Requirements
Reproduce the complete listing without any deviation.

Data for this exercise
··········

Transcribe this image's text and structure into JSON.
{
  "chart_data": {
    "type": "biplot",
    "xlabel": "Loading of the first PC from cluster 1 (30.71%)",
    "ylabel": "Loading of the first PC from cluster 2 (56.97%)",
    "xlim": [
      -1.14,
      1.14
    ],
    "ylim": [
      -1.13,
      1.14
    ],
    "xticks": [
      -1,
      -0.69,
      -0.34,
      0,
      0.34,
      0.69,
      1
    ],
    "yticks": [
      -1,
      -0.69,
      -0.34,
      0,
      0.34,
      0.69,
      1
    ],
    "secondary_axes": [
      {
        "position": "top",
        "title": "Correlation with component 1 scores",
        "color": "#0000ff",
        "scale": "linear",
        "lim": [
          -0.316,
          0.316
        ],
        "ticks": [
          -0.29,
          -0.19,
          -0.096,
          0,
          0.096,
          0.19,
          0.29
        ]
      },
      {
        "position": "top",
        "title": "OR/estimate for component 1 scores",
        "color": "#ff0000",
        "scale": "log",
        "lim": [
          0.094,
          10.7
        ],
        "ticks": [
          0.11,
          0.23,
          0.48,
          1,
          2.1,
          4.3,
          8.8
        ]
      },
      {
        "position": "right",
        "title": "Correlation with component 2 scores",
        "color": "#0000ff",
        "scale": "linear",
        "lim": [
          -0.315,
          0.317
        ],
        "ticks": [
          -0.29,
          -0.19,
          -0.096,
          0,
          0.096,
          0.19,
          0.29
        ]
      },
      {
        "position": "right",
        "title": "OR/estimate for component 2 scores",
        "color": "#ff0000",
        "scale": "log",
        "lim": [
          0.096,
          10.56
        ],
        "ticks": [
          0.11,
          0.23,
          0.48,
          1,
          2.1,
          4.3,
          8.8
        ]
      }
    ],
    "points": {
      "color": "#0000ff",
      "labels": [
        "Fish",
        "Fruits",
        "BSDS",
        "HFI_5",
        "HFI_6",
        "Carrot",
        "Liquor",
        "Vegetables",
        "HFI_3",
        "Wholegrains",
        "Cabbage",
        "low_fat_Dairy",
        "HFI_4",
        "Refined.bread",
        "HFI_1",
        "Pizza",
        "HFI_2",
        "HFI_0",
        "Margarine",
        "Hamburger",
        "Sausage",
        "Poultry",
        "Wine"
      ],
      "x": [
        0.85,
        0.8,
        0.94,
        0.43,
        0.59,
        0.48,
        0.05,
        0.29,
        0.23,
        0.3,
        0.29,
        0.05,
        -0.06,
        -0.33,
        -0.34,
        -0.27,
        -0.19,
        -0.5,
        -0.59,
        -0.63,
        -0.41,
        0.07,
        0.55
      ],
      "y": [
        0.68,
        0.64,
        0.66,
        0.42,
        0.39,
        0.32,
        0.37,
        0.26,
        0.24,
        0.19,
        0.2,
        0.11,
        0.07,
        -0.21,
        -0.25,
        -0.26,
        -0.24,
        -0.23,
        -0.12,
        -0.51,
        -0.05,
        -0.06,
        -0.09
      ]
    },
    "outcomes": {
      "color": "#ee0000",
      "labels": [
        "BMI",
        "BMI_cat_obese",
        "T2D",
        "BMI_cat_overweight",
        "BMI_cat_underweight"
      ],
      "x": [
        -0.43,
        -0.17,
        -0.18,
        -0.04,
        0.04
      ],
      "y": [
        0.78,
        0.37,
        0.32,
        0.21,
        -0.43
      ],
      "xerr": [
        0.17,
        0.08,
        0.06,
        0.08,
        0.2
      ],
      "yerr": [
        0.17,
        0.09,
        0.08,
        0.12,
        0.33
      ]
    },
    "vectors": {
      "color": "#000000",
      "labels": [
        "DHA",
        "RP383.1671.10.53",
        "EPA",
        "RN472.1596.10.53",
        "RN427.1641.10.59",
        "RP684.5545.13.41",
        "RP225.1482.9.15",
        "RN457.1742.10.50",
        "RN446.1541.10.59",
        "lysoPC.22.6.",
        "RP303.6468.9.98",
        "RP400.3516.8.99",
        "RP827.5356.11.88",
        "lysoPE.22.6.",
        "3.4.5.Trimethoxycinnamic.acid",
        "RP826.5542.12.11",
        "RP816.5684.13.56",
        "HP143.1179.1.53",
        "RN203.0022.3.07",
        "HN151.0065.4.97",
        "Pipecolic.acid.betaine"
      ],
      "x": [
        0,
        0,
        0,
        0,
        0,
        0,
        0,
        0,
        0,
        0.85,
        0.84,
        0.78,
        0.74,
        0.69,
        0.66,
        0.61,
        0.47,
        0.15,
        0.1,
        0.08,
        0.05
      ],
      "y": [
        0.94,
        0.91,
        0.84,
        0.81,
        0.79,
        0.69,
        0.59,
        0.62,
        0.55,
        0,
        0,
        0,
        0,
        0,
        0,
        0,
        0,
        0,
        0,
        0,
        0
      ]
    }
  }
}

··········

Solution to this problem
Transcribe this image's text and structure into JSON.
{
  "chart_data": {
    "type": "biplot",
    "xlabel": "Loading of the first PC from cluster 1 (30.71%)",
    "ylabel": "Loading of the first PC from cluster 2 (56.97%)",
    "xlim": [
      -1.14,
      1.14
    ],
    "ylim": [
      -1.13,
      1.14
    ],
    "xticks": [
      -1,
      -0.69,
      -0.34,
      0,
      0.34,
      0.69,
      1
    ],
    "yticks": [
      -1,
      -0.69,
      -0.34,
      0,
      0.34,
      0.69,
      1
    ],
    "secondary_axes": [
      {
        "position": "top",
        "title": "Correlation with component 1 scores",
        "color": "#0000ff",
        "scale": "linear",
        "lim": [
          -0.316,
          0.316
        ],
        "ticks": [
          -0.29,
          -0.19,
          -0.096,
          0,
          0.096,
          0.19,
          0.29
        ]
      },
      {
        "position": "top",
        "title": "OR/estimate for component 1 scores",
        "color": "#ff0000",
        "scale": "log",
        "lim": [
          0.094,
          10.7
        ],
        "ticks": [
          0.11,
          0.23,
          0.48,
          1,
          2.1,
          4.3,
          8.8
        ]
      },
      {
        "position": "right",
        "title": "Correlation with component 2 scores",
        "color": "#0000ff",
        "scale": "linear",
        "lim": [
          -0.315,
          0.317
        ],
        "ticks": [
          -0.29,
          -0.19,
          -0.096,
          0,
          0.096,
          0.19,
          0.29
        ]
      },
      {
        "position": "right",
        "title": "OR/estimate for component 2 scores",
        "color": "#ff0000",
        "scale": "log",
        "lim": [
          0.096,
          10.56
        ],
        "ticks": [
          0.11,
          0.23,
          0.48,
          1,
          2.1,
          4.3,
          8.8
        ]
      }
    ],
    "points": {
      "color": "#0000ff",
      "labels": [
        "Fish",
        "Fruits",
        "BSDS",
        "HFI_5",
        "HFI_6",
        "Carrot",
        "Liquor",
        "Vegetables",
        "HFI_3",
        "Wholegrains",
        "Cabbage",
        "low_fat_Dairy",
        "HFI_4",
        "Refined.bread",
        "HFI_1",
        "Pizza",
        "HFI_2",
        "HFI_0",
        "Margarine",
        "Hamburger",
        "Sausage",
        "Poultry",
        "Wine"
      ],
      "x": [
        0.85,
        0.8,
        0.94,
        0.43,
        0.59,
        0.48,
        0.05,
        0.29,
        0.23,
        0.3,
        0.29,
        0.05,
        -0.06,
        -0.33,
        -0.34,
        -0.27,
        -0.19,
        -0.5,
        -0.59,
        -0.63,
        -0.41,
        0.07,
        0.55
      ],
      "y": [
        0.68,
        0.64,
        0.66,
        0.42,
        0.39,
        0.32,
        0.37,
        0.26,
        0.24,
        0.19,
        0.2,
        0.11,
        0.07,
        -0.21,
        -0.25,
        -0.26,
        -0.24,
        -0.23,
        -0.12,
        -0.51,
        -0.05,
        -0.06,
        -0.09
      ]
    },
    "outcomes": {
      "color": "#ee0000",
      "labels": [
        "BMI",
        "BMI_cat_obese",
        "T2D",
        "BMI_cat_overweight",
        "BMI_cat_underweight"
      ],
      "x": [
        -0.43,
        -0.17,
        -0.18,
        -0.04,
        0.04
      ],
      "y": [
        0.78,
        0.37,
        0.32,
        0.21,
        -0.43
      ],
      "xerr": [
        0.17,
        0.08,
        0.06,
        0.08,
        0.2
      ],
      "yerr": [
        0.17,
        0.09,
        0.08,
        0.12,
        0.33
      ]
    },
    "vectors": {
      "color": "#000000",
      "labels": [
        "DHA",
        "RP383.1671.10.53",
        "EPA",
        "RN472.1596.10.53",
        "RN427.1641.10.59",
        "RP684.5545.13.41",
        "RP225.1482.9.15",
        "RN457.1742.10.50",
        "RN446.1541.10.59",
        "lysoPC.22.6.",
        "RP303.6468.9.98",
        "RP400.3516.8.99",
        "RP827.5356.11.88",
        "lysoPE.22.6.",
        "3.4.5.Trimethoxycinnamic.acid",
        "RP826.5542.12.11",
        "RP816.5684.13.56",
        "HP143.1179.1.53",
        "RN203.0022.3.07",
        "HN151.0065.4.97",
        "Pipecolic.acid.betaine"
      ],
      "x": [
        0,
        0,
        0,
        0,
        0,
        0,
        0,
        0,
        0,
        0.85,
        0.84,
        0.78,
        0.74,
        0.69,
        0.66,
        0.61,
        0.47,
        0.15,
        0.1,
        0.08,
        0.05
      ],
      "y": [
        0.94,
        0.91,
        0.84,
        0.81,
        0.79,
        0.69,
        0.59,
        0.62,
        0.55,
        0,
        0,
        0,
        0,
        0,
        0,
        0,
        0,
        0,
        0,
        0,
        0
      ]
    }
  }
}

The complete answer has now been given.